__What the exercise asks__. Copy out all lines in the data below containing the string "číslo".

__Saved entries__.
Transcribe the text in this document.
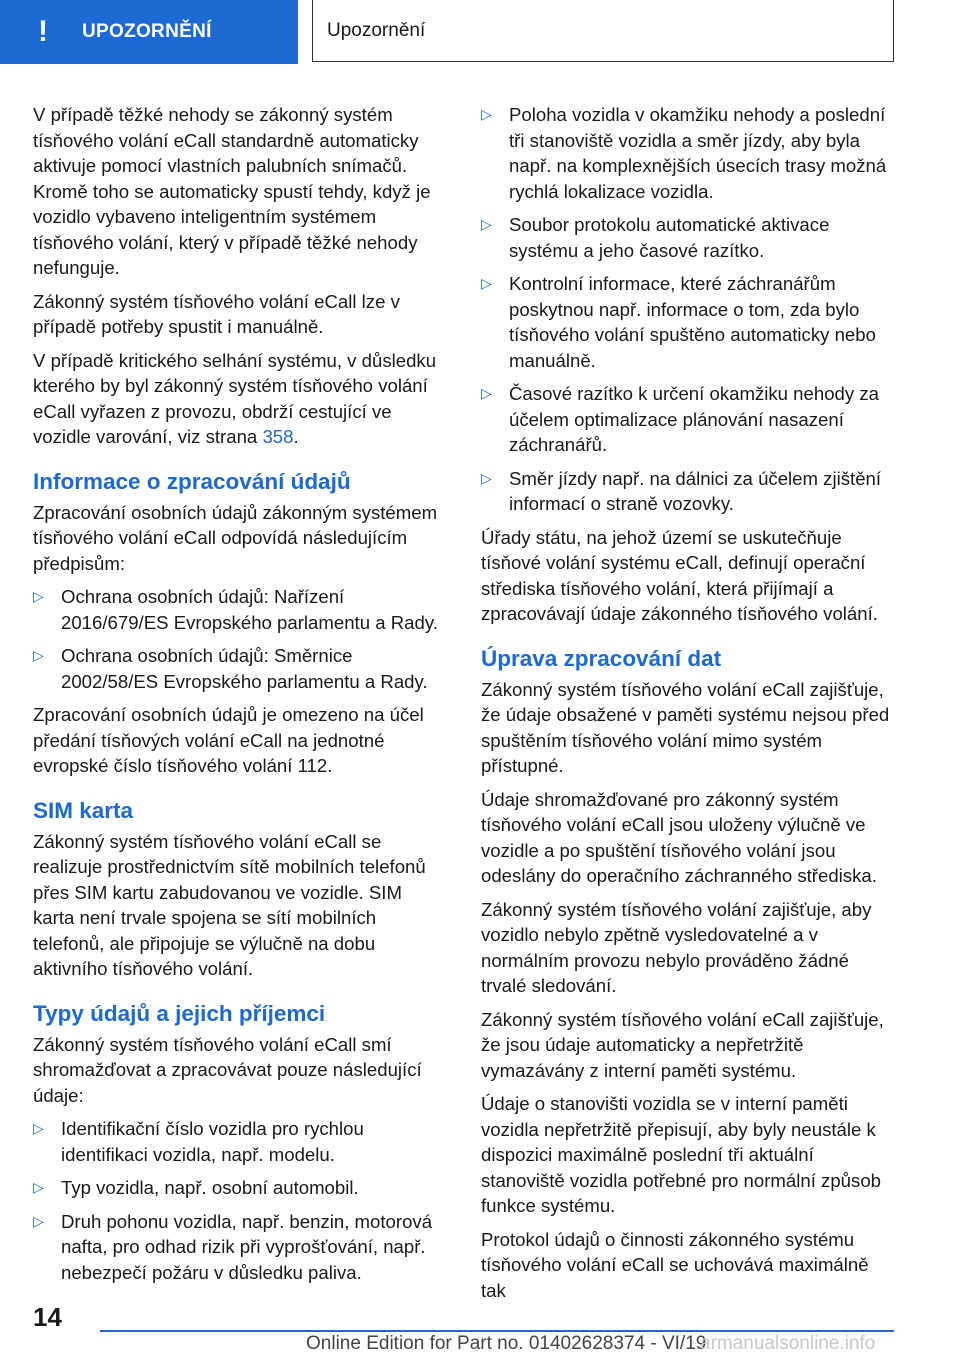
! UPOZORNĚNÍ	Upozornění

V případě těžké nehody se zákonný systém tísňového volání eCall standardně automaticky aktivuje pomocí vlastních palubních snímačů. Kromě toho se automaticky spustí tehdy, když je vozidlo vybaveno inteligentním systémem tísňového volání, který v případě těžké nehody nefunguje.

Zákonný systém tísňového volání eCall lze v případě potřeby spustit i manuálně.

V případě kritického selhání systému, v důsledku kterého by byl zákonný systém tísňového volání eCall vyřazen z provozu, obdrží cestující ve vozidle varování, viz strana 358.

Informace o zpracování údajů

Zpracování osobních údajů zákonným systémem tísňového volání eCall odpovídá následujícím předpisům:

▷ Ochrana osobních údajů: Nařízení 2016/679/ES Evropského parlamentu a Rady.
▷ Ochrana osobních údajů: Směrnice 2002/58/ES Evropského parlamentu a Rady.

Zpracování osobních údajů je omezeno na účel předání tísňových volání eCall na jednotné evropské číslo tísňového volání 112.

SIM karta

Zákonný systém tísňového volání eCall se realizuje prostřednictvím sítě mobilních telefonů přes SIM kartu zabudovanou ve vozidle. SIM karta není trvale spojena se sítí mobilních telefonů, ale připojuje se výlučně na dobu aktivního tísňového volání.

Typy údajů a jejich příjemci

Zákonný systém tísňového volání eCall smí shromažďovat a zpracovávat pouze následující údaje:

▷ Identifikační číslo vozidla pro rychlou identifikaci vozidla, např. modelu.
▷ Typ vozidla, např. osobní automobil.
▷ Druh pohonu vozidla, např. benzin, motorová nafta, pro odhad rizik při vyprošťování, např. nebezpečí požáru v důsledku paliva.
▷ Poloha vozidla v okamžiku nehody a poslední tři stanoviště vozidla a směr jízdy, aby byla např. na komplexnějších úsecích trasy možná rychlá lokalizace vozidla.
▷ Soubor protokolu automatické aktivace systému a jeho časové razítko.
▷ Kontrolní informace, které záchranářům poskytnou např. informace o tom, zda bylo tísňového volání spuštěno automaticky nebo manuálně.
▷ Časové razítko k určení okamžiku nehody za účelem optimalizace plánování nasazení záchranářů.
▷ Směr jízdy např. na dálnici za účelem zjištění informací o straně vozovky.

Úřady státu, na jehož území se uskutečňuje tísňové volání systému eCall, definují operační střediska tísňového volání, která přijímají a zpracovávají údaje zákonného tísňového volání.

Úprava zpracování dat

Zákonný systém tísňového volání eCall zajišťuje, že údaje obsažené v paměti systému nejsou před spuštěním tísňového volání mimo systém přístupné.

Údaje shromažďované pro zákonný systém tísňového volání eCall jsou uloženy výlučně ve vozidle a po spuštění tísňového volání jsou odeslány do operačního záchranného střediska.

Zákonný systém tísňového volání zajišťuje, aby vozidlo nebylo zpětně vysledovatelné a v normálním provozu nebylo prováděno žádné trvalé sledování.

Zákonný systém tísňového volání eCall zajišťuje, že jsou údaje automaticky a nepřetržitě vymazávány z interní paměti systému.

Údaje o stanovišti vozidla se v interní paměti vozidla nepřetržitě přepisují, aby byly neustále k dispozici maximálně poslední tři aktuální stanoviště vozidla potřebné pro normální způsob funkce systému.

Protokol údajů o činnosti zákonného systému tísňového volání eCall se uchovává maximálně tak

14
Online Edition for Part no. 01402628374 - VI/19
armanualsonline.info
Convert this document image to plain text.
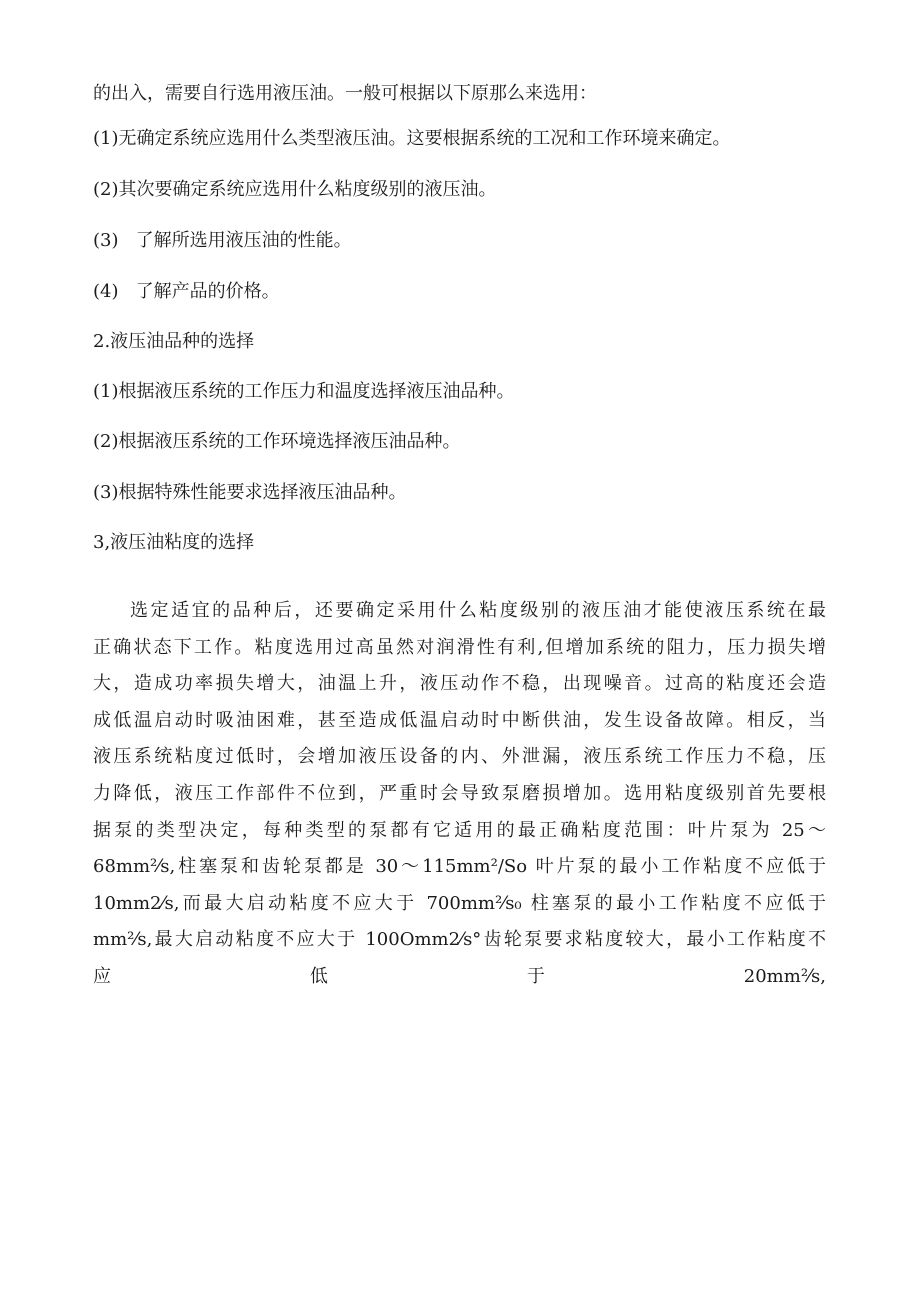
的出入，需要自行选用液压油。一般可根据以下原那么来选用：
(1)无确定系统应选用什么类型液压油。这要根据系统的工况和工作环境来确定。
(2)其次要确定系统应选用什么粘度级别的液压油。
(3)   了解所选用液压油的性能。
(4)   了解产品的价格。
2.液压油品种的选择
(1)根据液压系统的工作压力和温度选择液压油品种。
(2)根据液压系统的工作环境选择液压油品种。
(3)根据特殊性能要求选择液压油品种。
3,液压油粘度的选择
选定适宜的品种后，还要确定采用什么粘度级别的液压油才能使液压系统在最
正确状态下工作。粘度选用过高虽然对润滑性有利,但增加系统的阻力，压力损失增
大，造成功率损失增大，油温上升，液压动作不稳，出现噪音。过高的粘度还会造
成低温启动时吸油困难，甚至造成低温启动时中断供油，发生设备故障。相反，当
液压系统粘度过低时，会增加液压设备的内、外泄漏，液压系统工作压力不稳，压
力降低，液压工作部件不位到，严重时会导致泵磨损增加。选用粘度级别首先要根
据泵的类型决定，每种类型的泵都有它适用的最正确粘度范围：叶片泵为 25～
68mm²⁄s,柱塞泵和齿轮泵都是 30～115mm²/So 叶片泵的最小工作粘度不应低于
10mm2⁄s,而最大启动粘度不应大于 700mm²⁄s₀ 柱塞泵的最小工作粘度不应低于
mm²⁄s,最大启动粘度不应大于 100Omm2⁄s°齿轮泵要求粘度较大，最小工作粘度不
应                          低                          于                          20mm²⁄s,
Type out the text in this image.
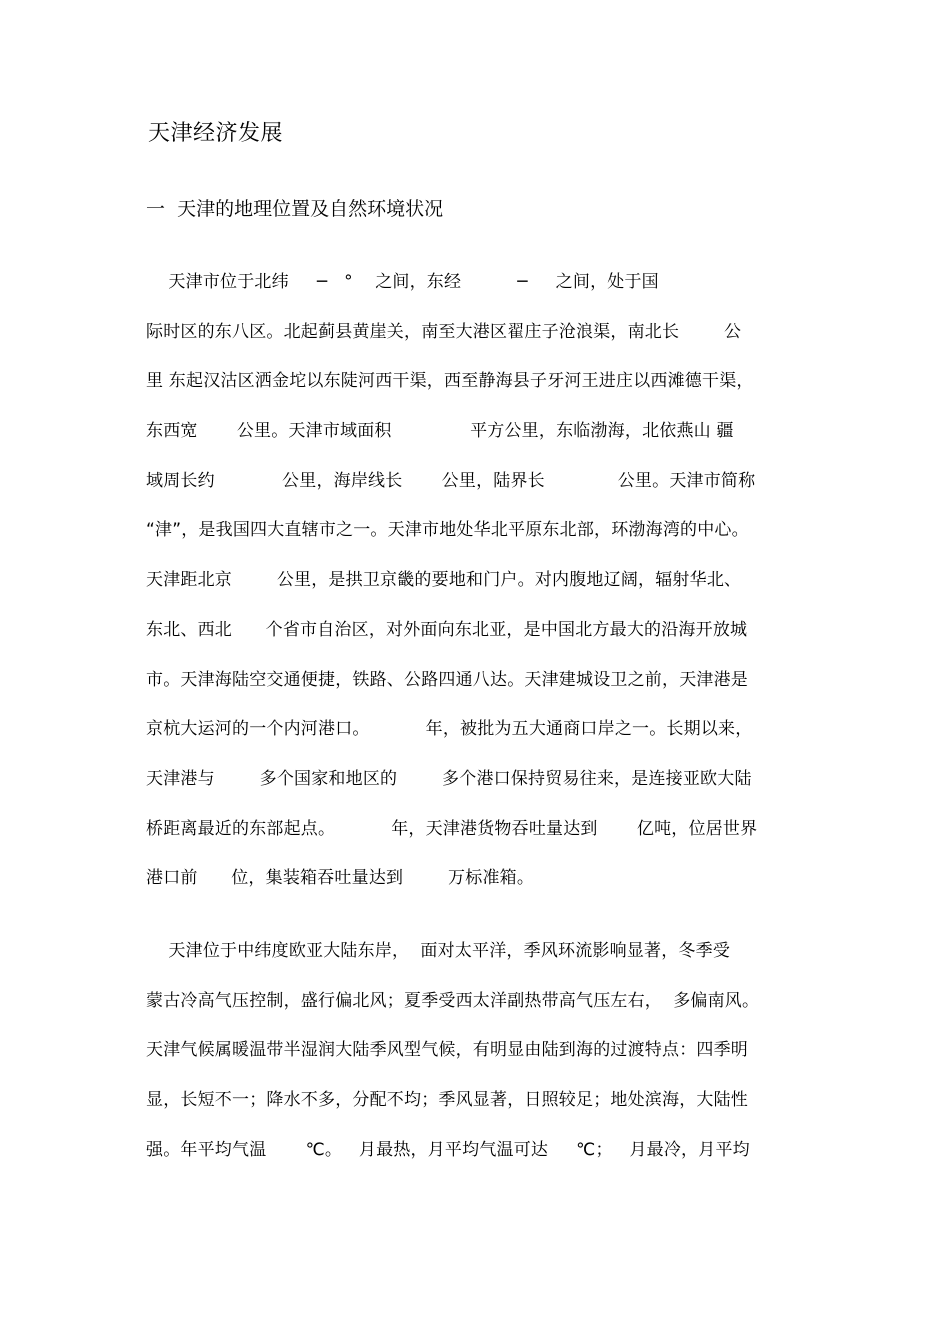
天津经济发展
一  天津的地理位置及自然环境状况
天津市位于北纬     ─   °    之间，东经          ─     之间，处于国
际时区的东八区。北起蓟县黄崖关，南至大港区翟庄子沧浪渠，南北长        公
里 东起汉沽区洒金坨以东陡河西干渠，西至静海县子牙河王进庄以西滩德干渠，
东西宽       公里。天津市域面积              平方公里，东临渤海，北依燕山 疆
域周长约            公里，海岸线长       公里，陆界长             公里。天津市简称
“津”，是我国四大直辖市之一。天津市地处华北平原东北部，环渤海湾的中心。
天津距北京        公里，是拱卫京畿的要地和门户。对内腹地辽阔，辐射华北、
东北、西北      个省市自治区，对外面向东北亚，是中国北方最大的沿海开放城
市。天津海陆空交通便捷，铁路、公路四通八达。天津建城设卫之前，天津港是
京杭大运河的一个内河港口。          年，被批为五大通商口岸之一。长期以来，
天津港与        多个国家和地区的        多个港口保持贸易往来，是连接亚欧大陆
桥距离最近的东部起点。          年，天津港货物吞吐量达到       亿吨，位居世界
港口前      位，集装箱吞吐量达到        万标准箱。
天津位于中纬度欧亚大陆东岸，  面对太平洋，季风环流影响显著，冬季受
蒙古冷高气压控制，盛行偏北风；夏季受西太洋副热带高气压左右，  多偏南风。
天津气候属暖温带半湿润大陆季风型气候，有明显由陆到海的过渡特点：四季明
显，长短不一；降水不多，分配不均；季风显著，日照较足；地处滨海，大陆性
强。年平均气温       ℃。   月最热，月平均气温可达     ℃；   月最冷，月平均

__Response__.
Zpracování osobních údajů je omezeno na účel předání tísňových volání eCall na jednotné evropské číslo tísňového volání 112.
▷ Identifikační číslo vozidla pro rychlou identifikaci vozidla, např. modelu.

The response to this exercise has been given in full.